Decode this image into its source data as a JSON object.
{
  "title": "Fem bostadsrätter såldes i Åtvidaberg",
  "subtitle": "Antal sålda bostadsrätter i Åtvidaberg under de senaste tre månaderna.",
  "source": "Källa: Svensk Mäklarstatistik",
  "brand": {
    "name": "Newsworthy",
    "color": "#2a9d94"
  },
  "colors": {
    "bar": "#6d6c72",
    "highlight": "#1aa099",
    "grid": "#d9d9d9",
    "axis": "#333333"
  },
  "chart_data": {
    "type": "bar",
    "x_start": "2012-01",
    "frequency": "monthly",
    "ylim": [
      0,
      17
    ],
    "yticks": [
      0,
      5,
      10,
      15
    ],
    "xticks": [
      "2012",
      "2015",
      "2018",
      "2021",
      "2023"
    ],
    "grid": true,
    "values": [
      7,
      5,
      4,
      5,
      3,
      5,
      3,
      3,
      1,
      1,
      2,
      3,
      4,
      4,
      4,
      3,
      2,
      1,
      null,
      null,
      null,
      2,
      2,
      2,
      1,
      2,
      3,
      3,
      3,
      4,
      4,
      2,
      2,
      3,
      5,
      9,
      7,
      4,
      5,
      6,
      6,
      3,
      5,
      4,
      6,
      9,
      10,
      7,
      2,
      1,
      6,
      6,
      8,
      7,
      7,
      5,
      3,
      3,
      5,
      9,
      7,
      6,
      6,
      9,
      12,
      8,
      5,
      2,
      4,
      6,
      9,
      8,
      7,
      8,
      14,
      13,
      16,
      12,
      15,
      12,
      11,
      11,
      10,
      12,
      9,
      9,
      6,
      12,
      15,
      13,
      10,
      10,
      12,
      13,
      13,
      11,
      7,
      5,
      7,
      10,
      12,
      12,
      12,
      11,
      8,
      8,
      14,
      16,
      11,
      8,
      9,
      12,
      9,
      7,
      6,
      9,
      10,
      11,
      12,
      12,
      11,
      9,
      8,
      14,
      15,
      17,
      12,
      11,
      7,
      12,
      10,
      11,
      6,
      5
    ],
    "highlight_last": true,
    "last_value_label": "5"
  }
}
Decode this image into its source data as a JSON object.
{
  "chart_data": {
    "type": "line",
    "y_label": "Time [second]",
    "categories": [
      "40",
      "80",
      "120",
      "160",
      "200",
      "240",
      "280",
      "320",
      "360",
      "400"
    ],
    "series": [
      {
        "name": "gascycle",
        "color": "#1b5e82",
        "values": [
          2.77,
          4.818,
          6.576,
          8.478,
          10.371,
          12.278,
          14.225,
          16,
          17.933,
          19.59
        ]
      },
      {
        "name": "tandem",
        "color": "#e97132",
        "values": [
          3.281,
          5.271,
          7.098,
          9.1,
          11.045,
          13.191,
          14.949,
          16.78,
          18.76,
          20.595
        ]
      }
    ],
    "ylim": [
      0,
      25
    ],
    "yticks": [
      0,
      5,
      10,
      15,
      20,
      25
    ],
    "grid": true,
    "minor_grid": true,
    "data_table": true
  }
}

THE REQUEST
Set down the entries above again, word for word.

COMPLETE OUTPUT
Decode this image into its source data as a JSON object.
{
  "title": "Fem bostadsrätter såldes i Åtvidaberg",
  "subtitle": "Antal sålda bostadsrätter i Åtvidaberg under de senaste tre månaderna.",
  "source": "Källa: Svensk Mäklarstatistik",
  "brand": {
    "name": "Newsworthy",
    "color": "#2a9d94"
  },
  "colors": {
    "bar": "#6d6c72",
    "highlight": "#1aa099",
    "grid": "#d9d9d9",
    "axis": "#333333"
  },
  "chart_data": {
    "type": "bar",
    "x_start": "2012-01",
    "frequency": "monthly",
    "ylim": [
      0,
      17
    ],
    "yticks": [
      0,
      5,
      10,
      15
    ],
    "xticks": [
      "2012",
      "2015",
      "2018",
      "2021",
      "2023"
    ],
    "grid": true,
    "values": [
      7,
      5,
      4,
      5,
      3,
      5,
      3,
      3,
      1,
      1,
      2,
      3,
      4,
      4,
      4,
      3,
      2,
      1,
      null,
      null,
      null,
      2,
      2,
      2,
      1,
      2,
      3,
      3,
      3,
      4,
      4,
      2,
      2,
      3,
      5,
      9,
      7,
      4,
      5,
      6,
      6,
      3,
      5,
      4,
      6,
      9,
      10,
      7,
      2,
      1,
      6,
      6,
      8,
      7,
      7,
      5,
      3,
      3,
      5,
      9,
      7,
      6,
      6,
      9,
      12,
      8,
      5,
      2,
      4,
      6,
      9,
      8,
      7,
      8,
      14,
      13,
      16,
      12,
      15,
      12,
      11,
      11,
      10,
      12,
      9,
      9,
      6,
      12,
      15,
      13,
      10,
      10,
      12,
      13,
      13,
      11,
      7,
      5,
      7,
      10,
      12,
      12,
      12,
      11,
      8,
      8,
      14,
      16,
      11,
      8,
      9,
      12,
      9,
      7,
      6,
      9,
      10,
      11,
      12,
      12,
      11,
      9,
      8,
      14,
      15,
      17,
      12,
      11,
      7,
      12,
      10,
      11,
      6,
      5
    ],
    "highlight_last": true,
    "last_value_label": "5"
  }
}
Decode this image into its source data as a JSON object.
{
  "chart_data": {
    "type": "line",
    "y_label": "Time [second]",
    "categories": [
      "40",
      "80",
      "120",
      "160",
      "200",
      "240",
      "280",
      "320",
      "360",
      "400"
    ],
    "series": [
      {
        "name": "gascycle",
        "color": "#1b5e82",
        "values": [
          2.77,
          4.818,
          6.576,
          8.478,
          10.371,
          12.278,
          14.225,
          16,
          17.933,
          19.59
        ]
      },
      {
        "name": "tandem",
        "color": "#e97132",
        "values": [
          3.281,
          5.271,
          7.098,
          9.1,
          11.045,
          13.191,
          14.949,
          16.78,
          18.76,
          20.595
        ]
      }
    ],
    "ylim": [
      0,
      25
    ],
    "yticks": [
      0,
      5,
      10,
      15,
      20,
      25
    ],
    "grid": true,
    "minor_grid": true,
    "data_table": true
  }
}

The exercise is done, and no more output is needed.